[EXERCISE REQUIREMENTS]
Find each line holding the word "right" and give the total alone.

[begin TASK DATA]

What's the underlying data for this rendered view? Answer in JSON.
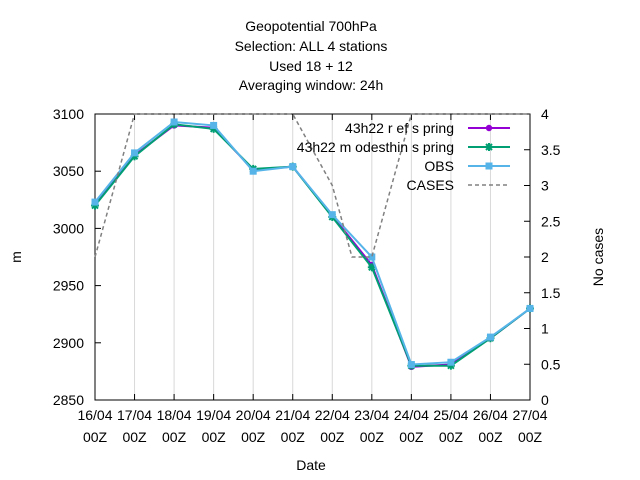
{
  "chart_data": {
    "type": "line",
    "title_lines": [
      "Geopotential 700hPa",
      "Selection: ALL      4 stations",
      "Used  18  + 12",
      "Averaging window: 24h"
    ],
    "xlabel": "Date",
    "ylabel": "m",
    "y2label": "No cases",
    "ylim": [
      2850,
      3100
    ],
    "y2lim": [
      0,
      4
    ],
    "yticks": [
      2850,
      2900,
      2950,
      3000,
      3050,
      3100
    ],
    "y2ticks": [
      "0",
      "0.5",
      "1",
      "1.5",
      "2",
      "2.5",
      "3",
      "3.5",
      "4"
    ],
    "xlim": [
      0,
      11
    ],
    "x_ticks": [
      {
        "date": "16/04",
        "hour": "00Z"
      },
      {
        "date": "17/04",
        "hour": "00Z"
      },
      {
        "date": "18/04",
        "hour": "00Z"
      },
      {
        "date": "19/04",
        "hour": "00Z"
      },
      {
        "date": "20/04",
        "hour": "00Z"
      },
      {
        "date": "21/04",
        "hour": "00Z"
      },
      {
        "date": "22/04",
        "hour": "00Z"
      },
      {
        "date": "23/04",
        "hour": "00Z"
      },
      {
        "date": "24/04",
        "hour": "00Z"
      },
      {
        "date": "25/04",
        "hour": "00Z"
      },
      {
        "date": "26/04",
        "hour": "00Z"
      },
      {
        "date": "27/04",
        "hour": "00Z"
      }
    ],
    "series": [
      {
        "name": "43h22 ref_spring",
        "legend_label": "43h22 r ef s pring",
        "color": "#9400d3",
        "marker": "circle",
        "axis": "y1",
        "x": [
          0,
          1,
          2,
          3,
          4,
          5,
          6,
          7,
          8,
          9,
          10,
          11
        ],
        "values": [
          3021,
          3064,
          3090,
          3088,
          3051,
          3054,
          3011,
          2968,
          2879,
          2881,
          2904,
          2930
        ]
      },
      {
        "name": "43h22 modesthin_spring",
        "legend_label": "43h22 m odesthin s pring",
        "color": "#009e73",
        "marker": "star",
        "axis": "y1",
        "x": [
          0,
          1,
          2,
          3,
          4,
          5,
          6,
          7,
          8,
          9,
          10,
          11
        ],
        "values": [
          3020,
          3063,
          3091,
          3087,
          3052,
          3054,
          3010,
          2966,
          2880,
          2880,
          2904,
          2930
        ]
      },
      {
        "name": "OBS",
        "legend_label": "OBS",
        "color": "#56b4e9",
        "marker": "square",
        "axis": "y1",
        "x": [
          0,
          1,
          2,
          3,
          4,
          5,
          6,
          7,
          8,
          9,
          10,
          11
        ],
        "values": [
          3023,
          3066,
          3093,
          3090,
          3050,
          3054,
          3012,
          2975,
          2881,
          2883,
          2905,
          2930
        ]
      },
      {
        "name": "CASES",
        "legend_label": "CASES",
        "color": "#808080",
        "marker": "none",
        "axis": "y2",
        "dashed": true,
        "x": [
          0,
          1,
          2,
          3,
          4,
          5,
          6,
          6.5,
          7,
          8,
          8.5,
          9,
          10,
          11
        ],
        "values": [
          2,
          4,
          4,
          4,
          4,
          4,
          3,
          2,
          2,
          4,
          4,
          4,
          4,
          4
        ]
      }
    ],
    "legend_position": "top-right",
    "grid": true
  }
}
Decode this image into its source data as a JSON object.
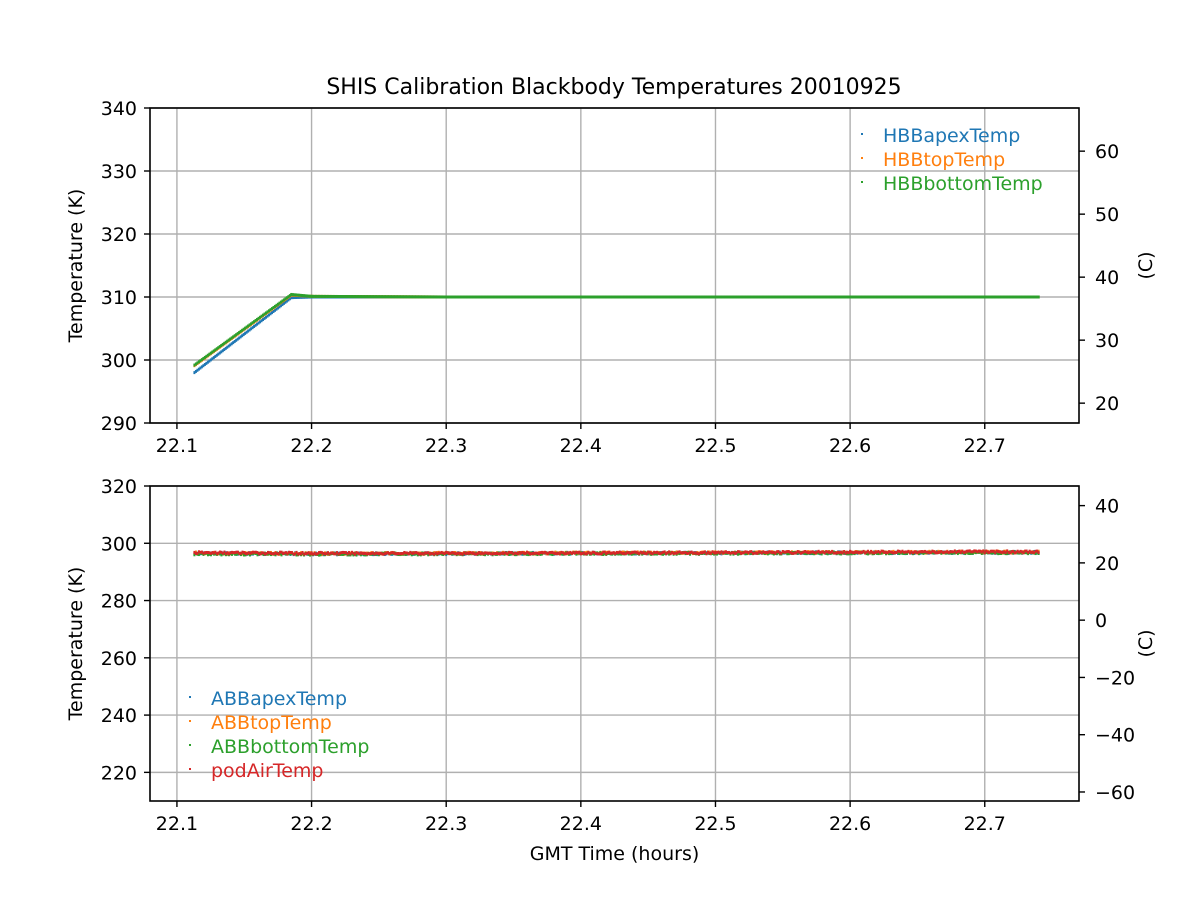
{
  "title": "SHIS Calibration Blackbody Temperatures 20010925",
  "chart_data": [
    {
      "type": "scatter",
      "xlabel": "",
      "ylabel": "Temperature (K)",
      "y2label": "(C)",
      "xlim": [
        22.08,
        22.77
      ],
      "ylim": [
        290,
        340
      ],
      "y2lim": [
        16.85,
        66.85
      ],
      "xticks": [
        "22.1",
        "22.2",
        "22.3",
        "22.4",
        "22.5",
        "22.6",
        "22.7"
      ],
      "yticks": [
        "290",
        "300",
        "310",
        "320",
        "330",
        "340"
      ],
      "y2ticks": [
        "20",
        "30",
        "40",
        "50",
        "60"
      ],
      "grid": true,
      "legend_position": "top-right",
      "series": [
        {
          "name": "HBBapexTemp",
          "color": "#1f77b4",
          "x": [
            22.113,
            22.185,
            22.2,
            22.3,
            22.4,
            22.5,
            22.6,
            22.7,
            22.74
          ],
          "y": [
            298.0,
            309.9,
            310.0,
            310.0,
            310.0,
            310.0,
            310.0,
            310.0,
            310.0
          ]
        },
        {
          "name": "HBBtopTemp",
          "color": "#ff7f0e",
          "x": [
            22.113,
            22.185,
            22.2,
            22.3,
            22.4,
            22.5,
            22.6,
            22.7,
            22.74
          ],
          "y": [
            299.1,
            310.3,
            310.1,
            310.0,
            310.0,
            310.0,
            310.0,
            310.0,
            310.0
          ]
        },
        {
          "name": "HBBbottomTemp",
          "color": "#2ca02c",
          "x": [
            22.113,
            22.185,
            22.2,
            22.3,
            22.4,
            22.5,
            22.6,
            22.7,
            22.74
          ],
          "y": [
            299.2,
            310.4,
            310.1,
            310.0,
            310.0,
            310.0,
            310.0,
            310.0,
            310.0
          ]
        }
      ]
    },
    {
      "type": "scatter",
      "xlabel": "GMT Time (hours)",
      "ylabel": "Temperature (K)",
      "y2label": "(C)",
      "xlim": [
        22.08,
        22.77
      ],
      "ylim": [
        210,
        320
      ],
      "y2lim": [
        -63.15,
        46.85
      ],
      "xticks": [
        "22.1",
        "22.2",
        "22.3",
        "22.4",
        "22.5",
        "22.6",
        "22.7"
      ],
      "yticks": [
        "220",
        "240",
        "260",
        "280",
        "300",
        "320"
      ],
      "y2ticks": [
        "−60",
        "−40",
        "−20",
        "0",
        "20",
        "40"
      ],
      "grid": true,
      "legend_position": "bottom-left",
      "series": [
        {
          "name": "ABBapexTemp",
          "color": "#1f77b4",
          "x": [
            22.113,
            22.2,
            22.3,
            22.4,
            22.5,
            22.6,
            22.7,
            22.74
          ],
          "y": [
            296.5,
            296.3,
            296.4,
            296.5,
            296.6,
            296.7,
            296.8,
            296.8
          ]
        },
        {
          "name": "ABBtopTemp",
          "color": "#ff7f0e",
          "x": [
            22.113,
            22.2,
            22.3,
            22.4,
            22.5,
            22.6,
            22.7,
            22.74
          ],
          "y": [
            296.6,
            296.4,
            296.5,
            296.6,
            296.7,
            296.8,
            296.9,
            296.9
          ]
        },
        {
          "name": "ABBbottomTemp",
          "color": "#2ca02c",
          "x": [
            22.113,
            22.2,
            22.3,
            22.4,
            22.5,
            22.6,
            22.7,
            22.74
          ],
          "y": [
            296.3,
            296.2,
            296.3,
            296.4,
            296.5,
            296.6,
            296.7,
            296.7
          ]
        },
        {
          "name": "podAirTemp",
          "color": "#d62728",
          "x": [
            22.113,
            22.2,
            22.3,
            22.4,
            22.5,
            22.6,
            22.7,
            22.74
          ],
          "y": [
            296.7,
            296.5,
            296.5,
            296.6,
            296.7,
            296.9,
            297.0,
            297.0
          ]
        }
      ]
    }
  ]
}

[end TASK DATA]

[WRITTEN SOLUTION]
2